▶ **What needs to be done**
Copy the lines holding the word "heart", all of them.

■ ■ ■ ■ ■

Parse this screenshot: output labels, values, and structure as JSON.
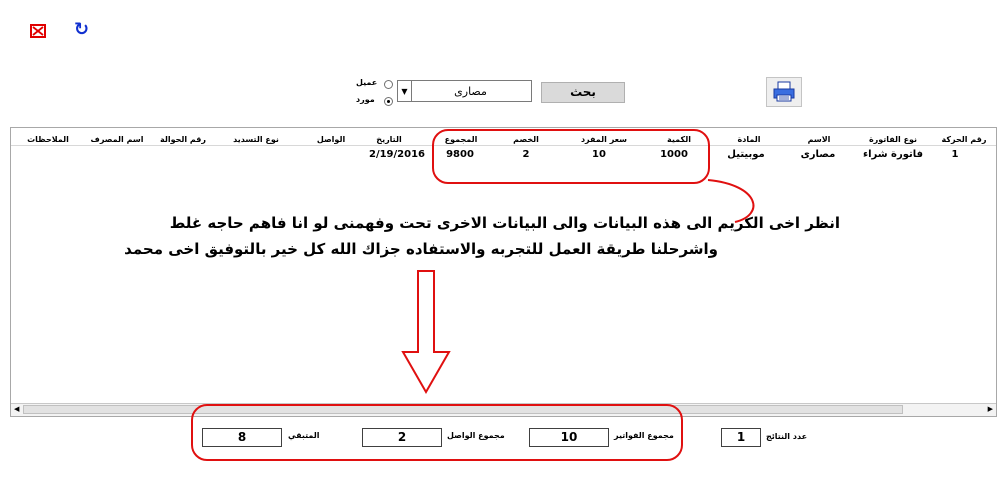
{
  "toolbar": {
    "close_icon": "close-x-icon",
    "refresh_icon": "refresh-icon",
    "refresh_glyph": "↻"
  },
  "search": {
    "option_customer": "عميل",
    "option_supplier": "مورد",
    "selected_option": "مورد",
    "selected_value": "مصارى",
    "button_label": "بحث",
    "print_icon": "printer-icon"
  },
  "table": {
    "columns": [
      {
        "key": "txn_no",
        "label": "رقم الحركة"
      },
      {
        "key": "invoice_type",
        "label": "نوع الفاتورة"
      },
      {
        "key": "name",
        "label": "الاسم"
      },
      {
        "key": "item",
        "label": "المادة"
      },
      {
        "key": "qty",
        "label": "الكمية"
      },
      {
        "key": "unit_price",
        "label": "سعر المفرد"
      },
      {
        "key": "discount",
        "label": "الخصم"
      },
      {
        "key": "total",
        "label": "المجموع"
      },
      {
        "key": "date",
        "label": "التاريخ"
      },
      {
        "key": "received",
        "label": "الواصل"
      },
      {
        "key": "payment_type",
        "label": "نوع التسديد"
      },
      {
        "key": "transfer_no",
        "label": "رقم الحوالة"
      },
      {
        "key": "bank_name",
        "label": "اسم المصرف"
      },
      {
        "key": "notes",
        "label": "الملاحظات"
      }
    ],
    "rows": [
      {
        "txn_no": "1",
        "invoice_type": "فاتورة شراء",
        "name": "مصارى",
        "item": "موبيتيل",
        "qty": "1000",
        "unit_price": "10",
        "discount": "2",
        "total": "9800",
        "date": "2/19/2016",
        "received": "",
        "payment_type": "",
        "transfer_no": "",
        "bank_name": "",
        "notes": ""
      }
    ]
  },
  "annotation": {
    "line1": "انظر اخى الكريم الى هذه البيانات والى البيانات الاخرى تحت وفهمنى لو انا فاهم حاجه غلط",
    "line2": "واشرحلنا طريقة العمل للتجربه والاستفاده جزاك الله كل خير بالتوفيق اخى محمد"
  },
  "summary": {
    "results_count_label": "عدد النتائج",
    "results_count": "1",
    "invoices_total_label": "مجموع الفواتير",
    "invoices_total": "10",
    "received_total_label": "مجموع الواصل",
    "received_total": "2",
    "remaining_label": "المتبقي",
    "remaining": "8"
  },
  "colors": {
    "highlight": "#e01010",
    "refresh": "#1030d0"
  }
}
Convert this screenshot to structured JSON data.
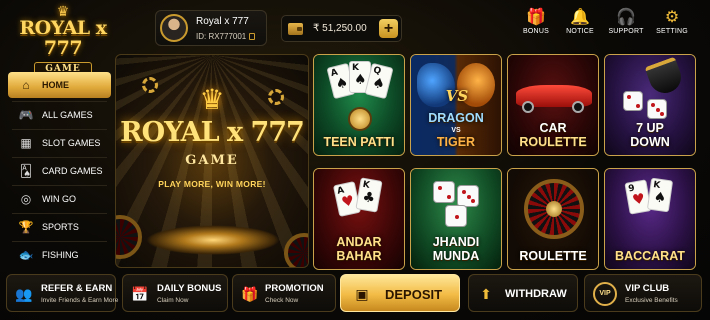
{
  "logo": {
    "brand": "ROYAL x 777",
    "sub": "GAME"
  },
  "profile": {
    "username": "Royal x 777",
    "user_id": "ID: RX777001"
  },
  "balance": {
    "amount": "₹ 51,250.00",
    "add_label": "+"
  },
  "top_actions": [
    {
      "label": "BONUS",
      "icon": "gift-icon"
    },
    {
      "label": "NOTICE",
      "icon": "bell-icon"
    },
    {
      "label": "SUPPORT",
      "icon": "headset-icon"
    },
    {
      "label": "SETTING",
      "icon": "gear-icon"
    }
  ],
  "sidebar": {
    "items": [
      {
        "label": "HOME",
        "icon": "home-icon",
        "active": true
      },
      {
        "label": "ALL GAMES",
        "icon": "gamepad-icon"
      },
      {
        "label": "SLOT GAMES",
        "icon": "slot-machine-icon"
      },
      {
        "label": "CARD GAMES",
        "icon": "cards-icon"
      },
      {
        "label": "WIN GO",
        "icon": "target-icon"
      },
      {
        "label": "SPORTS",
        "icon": "trophy-icon"
      },
      {
        "label": "FISHING",
        "icon": "fish-icon"
      }
    ]
  },
  "hero": {
    "brand": "ROYAL x 777",
    "sub": "GAME",
    "tagline": "PLAY MORE, WIN MORE!"
  },
  "games": [
    {
      "name": "TEEN PATTI"
    },
    {
      "name_top": "DRAGON",
      "name_vs": "VS",
      "name_bottom": "TIGER",
      "badge": "VS"
    },
    {
      "name_top": "CAR",
      "name_bottom": "ROULETTE"
    },
    {
      "name_top": "7 UP",
      "name_bottom": "DOWN"
    },
    {
      "name_top": "ANDAR",
      "name_bottom": "BAHAR"
    },
    {
      "name_top": "JHANDI",
      "name_bottom": "MUNDA"
    },
    {
      "name": "ROULETTE"
    },
    {
      "name": "BACCARAT"
    }
  ],
  "bottom_bar": {
    "refer": {
      "title": "REFER & EARN",
      "sub": "Invite Friends & Earn More"
    },
    "daily": {
      "title": "DAILY BONUS",
      "sub": "Claim Now"
    },
    "promo": {
      "title": "PROMOTION",
      "sub": "Check Now"
    },
    "deposit": {
      "title": "DEPOSIT"
    },
    "withdraw": {
      "title": "WITHDRAW"
    },
    "vip": {
      "title": "VIP CLUB",
      "sub": "Exclusive Benefits",
      "badge": "VIP"
    }
  },
  "colors": {
    "gold": "#f0bc3a",
    "gold_light": "#ffe08a",
    "background": "#0a0a0a"
  }
}
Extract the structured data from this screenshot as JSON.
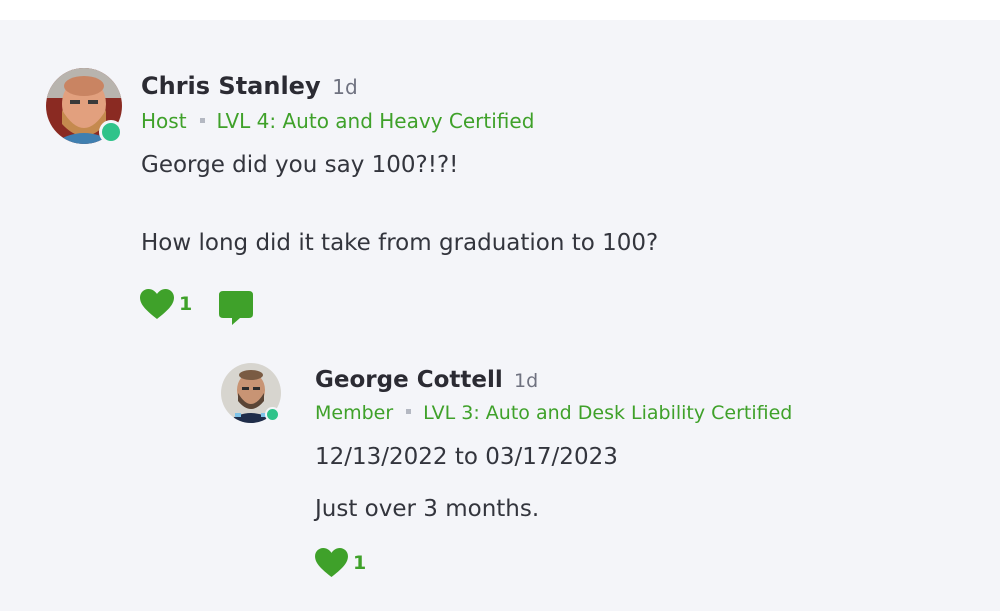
{
  "colors": {
    "accent": "#3fa12a",
    "online": "#2fc38a",
    "panel": "#f4f5f9"
  },
  "comment": {
    "author": "Chris Stanley",
    "time": "1d",
    "role": "Host",
    "level": "LVL 4: Auto and Heavy Certified",
    "paragraphs": [
      "George did you say 100?!?!",
      "How long did it take from graduation to 100?"
    ],
    "like_count": "1",
    "avatar_icon": "avatar-photo",
    "like_icon": "heart-icon",
    "reply_icon": "comment-bubble-icon"
  },
  "reply": {
    "author": "George Cottell",
    "time": "1d",
    "role": "Member",
    "level": "LVL 3: Auto and Desk Liability Certified",
    "paragraphs": [
      "12/13/2022 to 03/17/2023",
      "Just over 3 months."
    ],
    "like_count": "1",
    "avatar_icon": "avatar-photo",
    "like_icon": "heart-icon"
  }
}
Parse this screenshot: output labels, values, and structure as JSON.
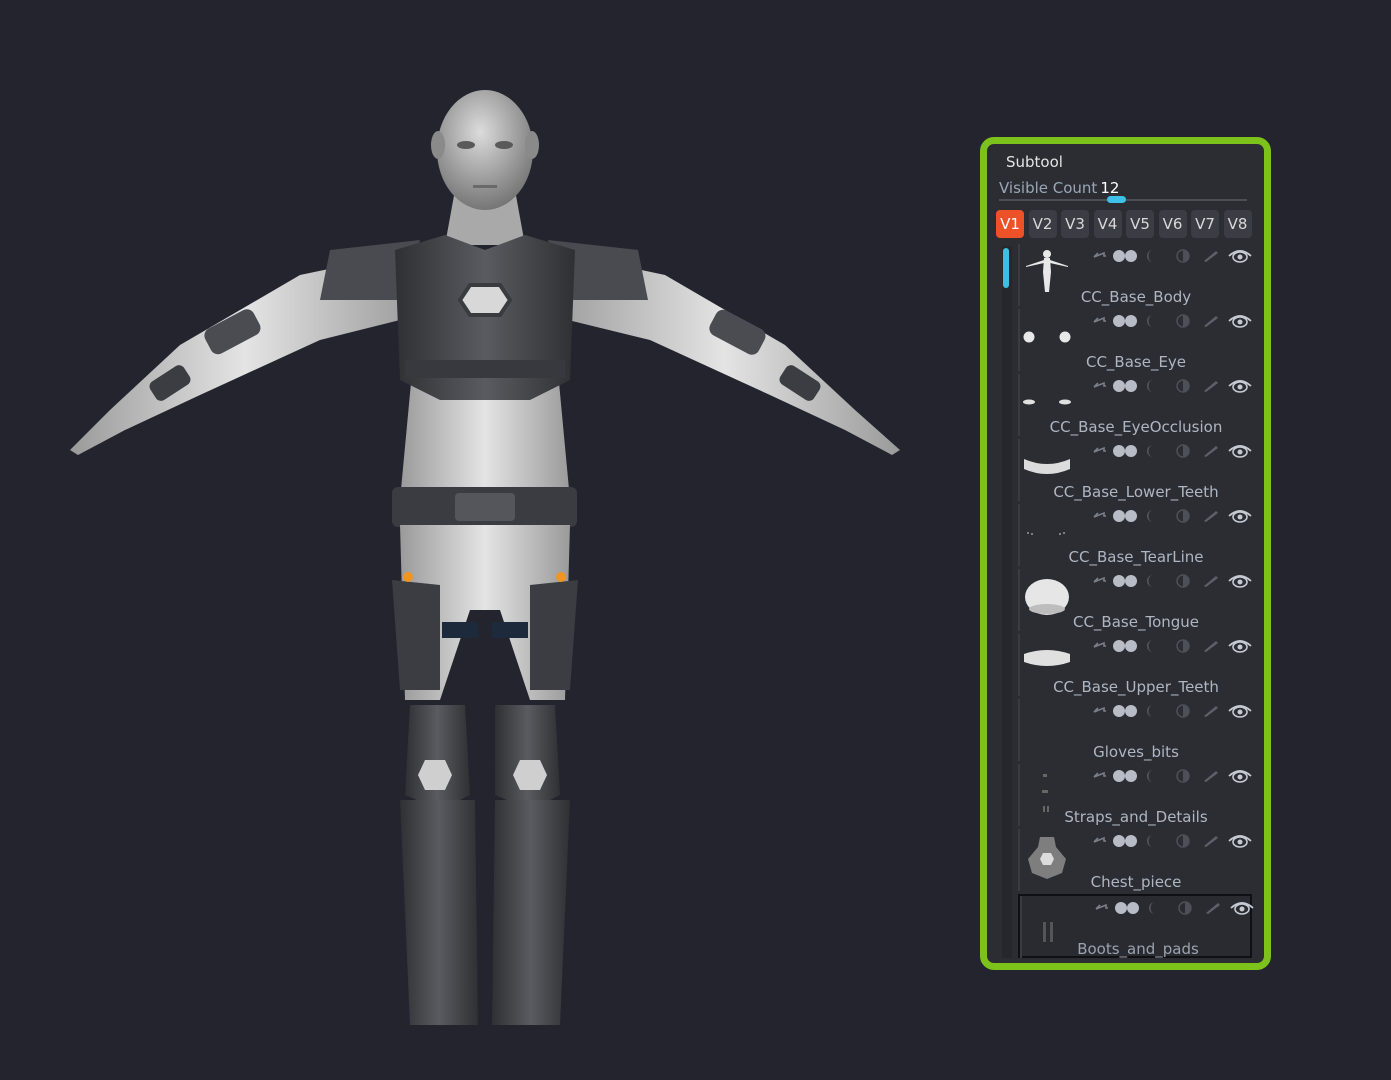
{
  "subtool": {
    "title": "Subtool",
    "visible_count_label": "Visible Count",
    "visible_count_value": "12",
    "version_tabs": [
      "V1",
      "V2",
      "V3",
      "V4",
      "V5",
      "V6",
      "V7",
      "V8"
    ],
    "active_tab": "V1",
    "items": [
      {
        "name": "CC_Base_Body",
        "thumb": "body-figure-icon"
      },
      {
        "name": "CC_Base_Eye",
        "thumb": "eyes-icon"
      },
      {
        "name": "CC_Base_EyeOcclusion",
        "thumb": "eye-occlusion-icon"
      },
      {
        "name": "CC_Base_Lower_Teeth",
        "thumb": "lower-teeth-icon"
      },
      {
        "name": "CC_Base_TearLine",
        "thumb": "tearline-icon"
      },
      {
        "name": "CC_Base_Tongue",
        "thumb": "tongue-icon"
      },
      {
        "name": "CC_Base_Upper_Teeth",
        "thumb": "upper-teeth-icon"
      },
      {
        "name": "Gloves_bits",
        "thumb": "gloves-icon"
      },
      {
        "name": "Straps_and_Details",
        "thumb": "straps-icon"
      },
      {
        "name": "Chest_piece",
        "thumb": "chest-piece-icon"
      },
      {
        "name": "Boots_and_pads",
        "thumb": "boots-icon",
        "selected": true
      }
    ]
  },
  "colors": {
    "background": "#23242d",
    "panel_border": "#7cc21a",
    "active_tab": "#ec5128",
    "slider_accent": "#3ec0e8",
    "transpose_dot": "#f0951f"
  }
}
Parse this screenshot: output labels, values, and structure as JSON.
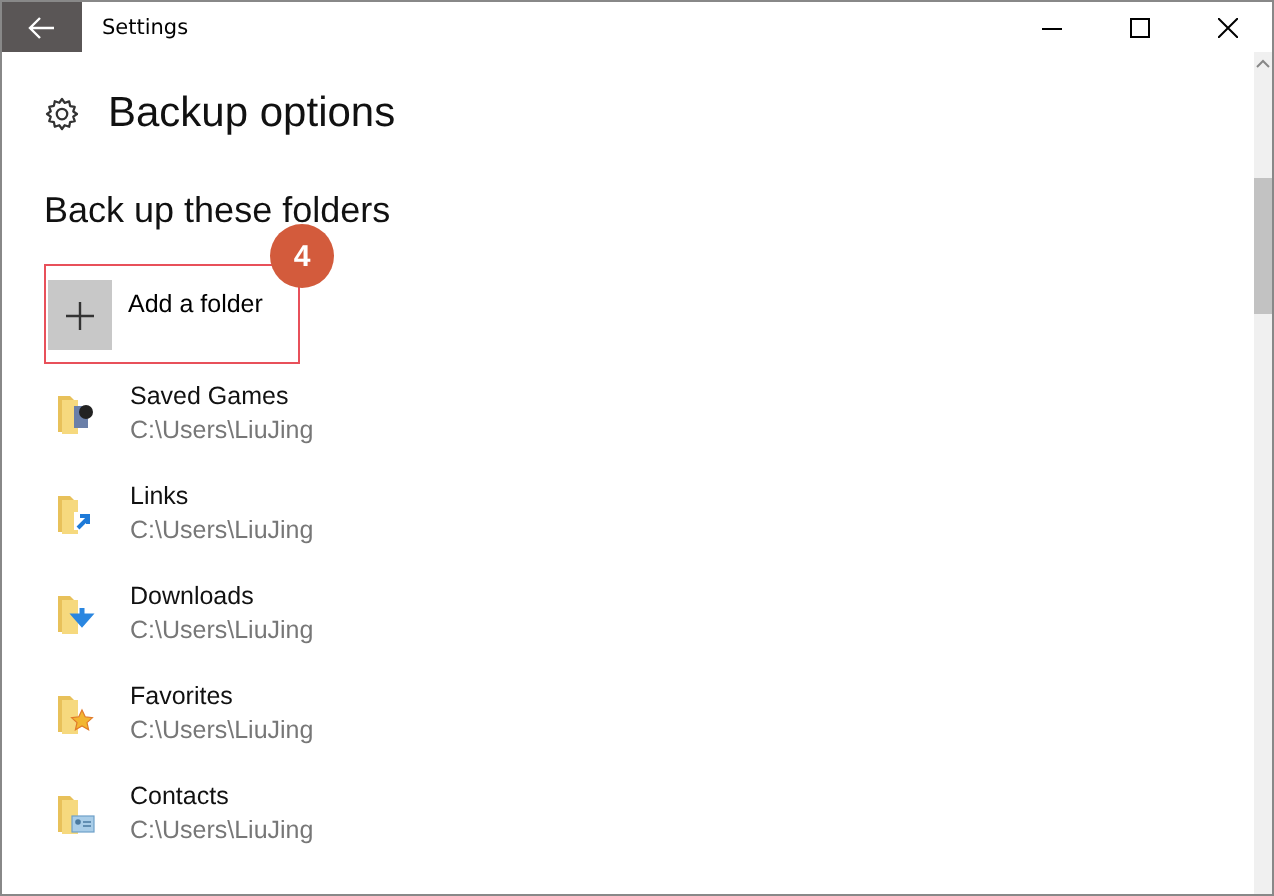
{
  "window": {
    "title": "Settings"
  },
  "page": {
    "title": "Backup options"
  },
  "section": {
    "title": "Back up these folders"
  },
  "add_button": {
    "label": "Add a folder",
    "highlighted": true,
    "step": "4"
  },
  "folders": [
    {
      "name": "Saved Games",
      "path": "C:\\Users\\LiuJing",
      "kind": "game"
    },
    {
      "name": "Links",
      "path": "C:\\Users\\LiuJing",
      "kind": "link"
    },
    {
      "name": "Downloads",
      "path": "C:\\Users\\LiuJing",
      "kind": "download"
    },
    {
      "name": "Favorites",
      "path": "C:\\Users\\LiuJing",
      "kind": "star"
    },
    {
      "name": "Contacts",
      "path": "C:\\Users\\LiuJing",
      "kind": "contact"
    }
  ]
}
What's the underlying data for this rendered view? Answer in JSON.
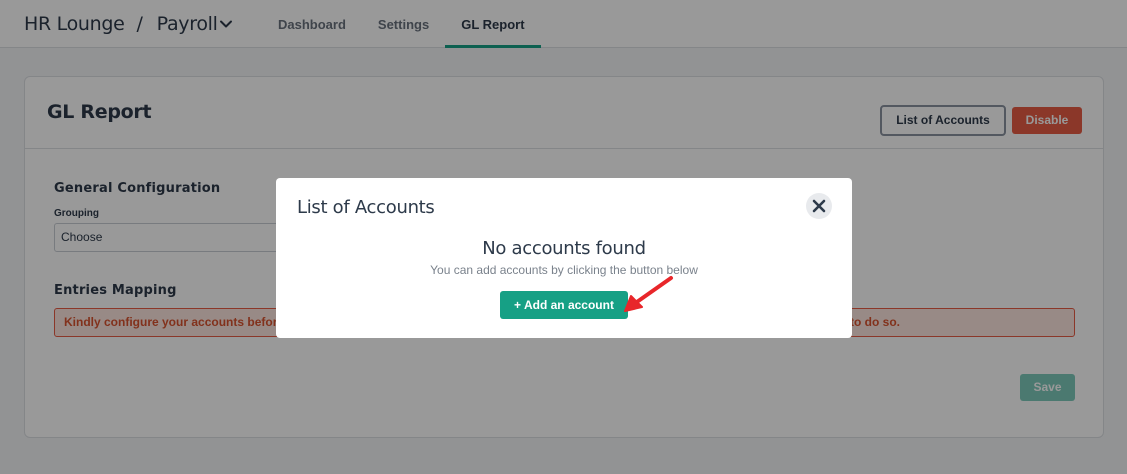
{
  "header": {
    "company": "HR Lounge",
    "separator": "/",
    "module": "Payroll",
    "tabs": [
      {
        "label": "Dashboard",
        "active": false
      },
      {
        "label": "Settings",
        "active": false
      },
      {
        "label": "GL Report",
        "active": true
      }
    ]
  },
  "card": {
    "title": "GL Report",
    "list_accounts_label": "List of Accounts",
    "disable_label": "Disable",
    "general_config_title": "General Configuration",
    "grouping_label": "Grouping",
    "grouping_value": "Choose",
    "entries_mapping_title": "Entries Mapping",
    "alert_text_left": "Kindly configure your accounts befor",
    "alert_text_right": "to do so.",
    "save_label": "Save"
  },
  "modal": {
    "title": "List of Accounts",
    "empty_title": "No accounts found",
    "empty_subtitle": "You can add accounts by clicking the button below",
    "add_button_label": "+ Add an account"
  },
  "colors": {
    "accent": "#16a085",
    "danger": "#e85c45",
    "annotation_arrow": "#e8262a"
  }
}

■ ■ ■ ■ ■

▶ **Answer for the task**
    "like_icon": "heart-icon",
    "like_icon": "heart-icon"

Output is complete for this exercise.